### Task
Find each line containing the string "Height" and return it.
═════ The records ═════
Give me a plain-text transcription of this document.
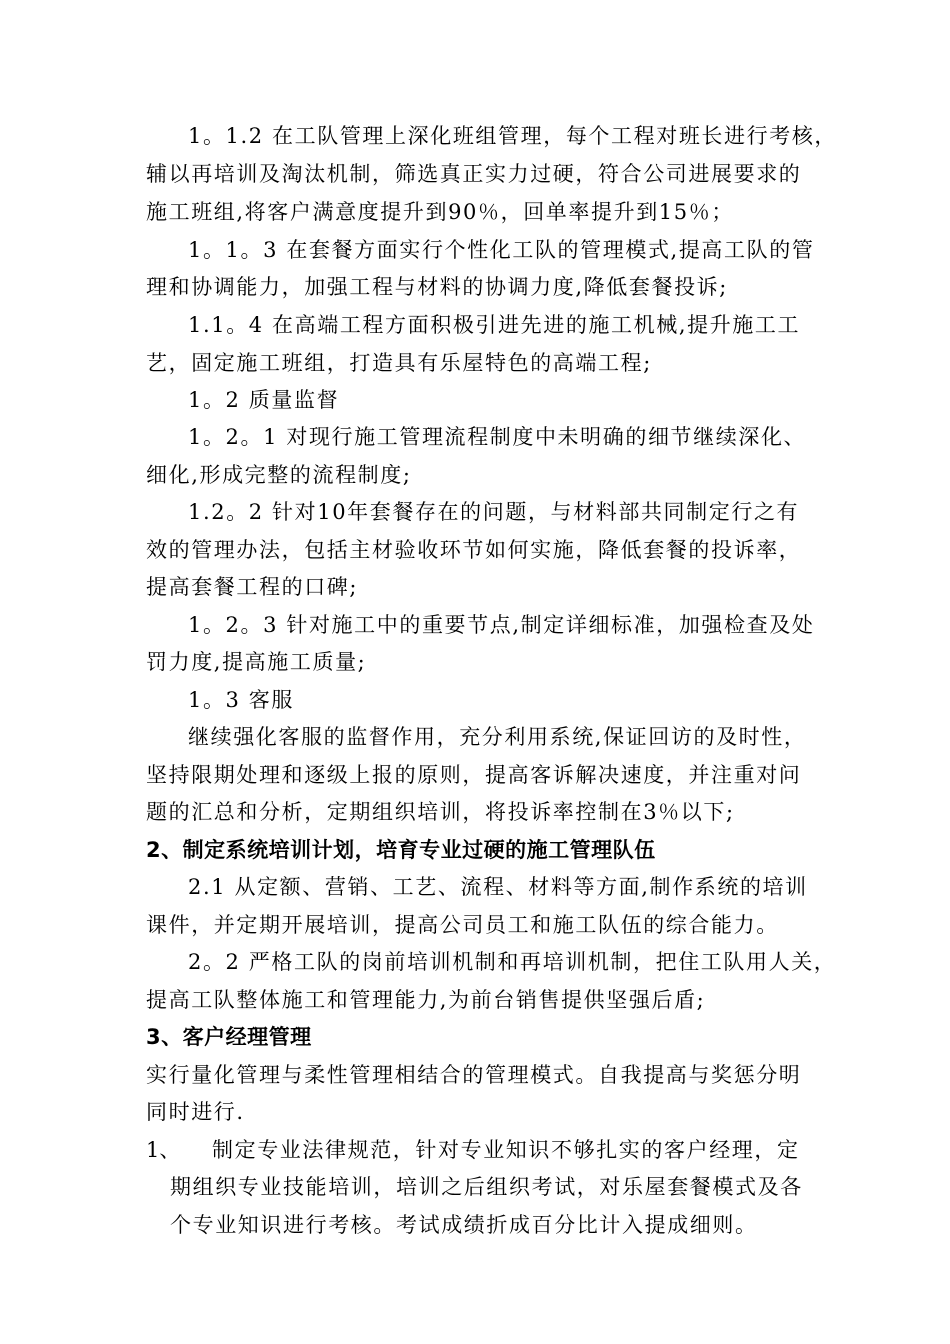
1。1.2 在工队管理上深化班组管理，每个工程对班长进行考核，
辅以再培训及淘汰机制，筛选真正实力过硬，符合公司进展要求的
施工班组,将客户满意度提升到90％，回单率提升到15％；
1。1。3 在套餐方面实行个性化工队的管理模式,提高工队的管
理和协调能力，加强工程与材料的协调力度,降低套餐投诉;
1.1。4 在高端工程方面积极引进先进的施工机械,提升施工工
艺，固定施工班组，打造具有乐屋特色的高端工程;
1。2 质量监督
1。2。1 对现行施工管理流程制度中未明确的细节继续深化、
细化,形成完整的流程制度;
1.2。2 针对10年套餐存在的问题，与材料部共同制定行之有
效的管理办法，包括主材验收环节如何实施，降低套餐的投诉率，
提高套餐工程的口碑;
1。2。3 针对施工中的重要节点,制定详细标准，加强检查及处
罚力度,提高施工质量;
1。3 客服
继续强化客服的监督作用，充分利用系统,保证回访的及时性，
坚持限期处理和逐级上报的原则，提高客诉解决速度，并注重对问
题的汇总和分析，定期组织培训，将投诉率控制在3％以下;
2、制定系统培训计划，培育专业过硬的施工管理队伍
2.1 从定额、营销、工艺、流程、材料等方面,制作系统的培训
课件，并定期开展培训，提高公司员工和施工队伍的综合能力。
2。2 严格工队的岗前培训机制和再培训机制，把住工队用人关，
提高工队整体施工和管理能力,为前台销售提供坚强后盾;
3、客户经理管理
实行量化管理与柔性管理相结合的管理模式。自我提高与奖惩分明
同时进行.
1、 制定专业法律规范，针对专业知识不够扎实的客户经理，定
期组织专业技能培训，培训之后组织考试，对乐屋套餐模式及各
个专业知识进行考核。考试成绩折成百分比计入提成细则。
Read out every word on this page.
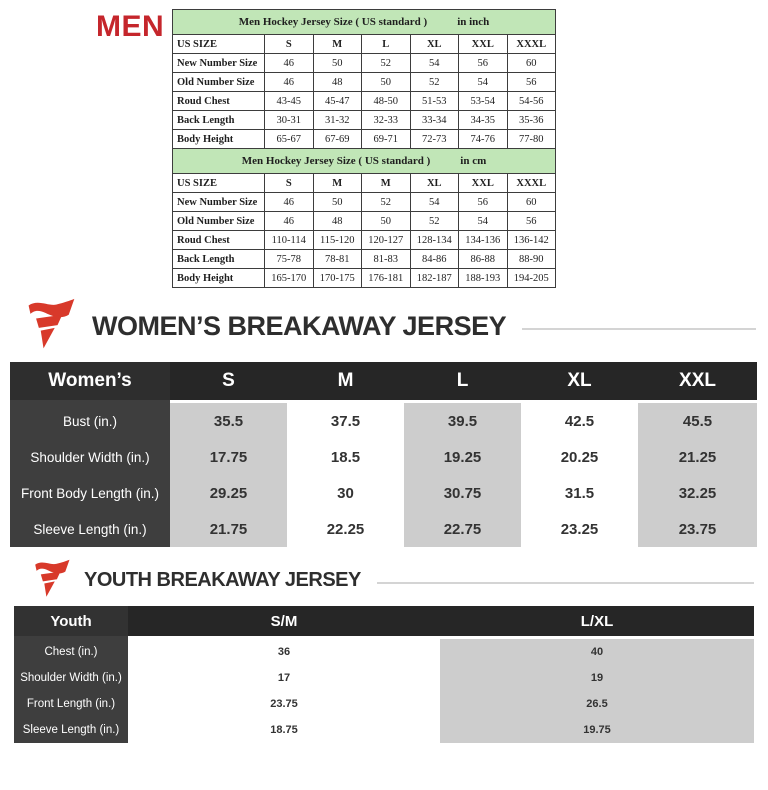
MEN	Men Hockey Jersey Size ( US standard ) in inch						
US SIZE	S	M	L	XL	XXL	XXXL
New Number Size	46	50	52	54	56	60
Old Number Size	46	48	50	52	54	56
Roud Chest	43-45	45-47	48-50	51-53	53-54	54-56
Back Length	30-31	31-32	32-33	33-34	34-35	35-36
Body Height	65-67	67-69	69-71	72-73	74-76	77-80
Men Hockey Jersey Size ( US standard ) in cm						
US SIZE	S	M	M	XL	XXL	XXXL
New Number Size	46	50	52	54	56	60
Old Number Size	46	48	50	52	54	56
Roud Chest	110-114	115-120	120-127	128-134	134-136	136-142
Back Length	75-78	78-81	81-83	84-86	86-88	88-90
Body Height	165-170	170-175	176-181	182-187	188-193	194-205
WOMEN’S BREAKAWAY JERSEY
Women’s	S	M	L	XL	XXL
Bust (in.)	35.5	37.5	39.5	42.5	45.5
Shoulder Width (in.)	17.75	18.5	19.25	20.25	21.25
Front Body Length (in.)	29.25	30	30.75	31.5	32.25
Sleeve Length (in.)	21.75	22.25	22.75	23.25	23.75
YOUTH BREAKAWAY JERSEY
Youth	S/M	L/XL
Chest (in.)	36	40
Shoulder Width (in.)	17	19
Front Length (in.)	23.75	26.5
Sleeve Length (in.)	18.75	19.75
═════
### Exercise output
Body Height	65-67	67-69	69-71	72-73	74-76	77-80
Body Height	165-170	170-175	176-181	182-187	188-193	194-205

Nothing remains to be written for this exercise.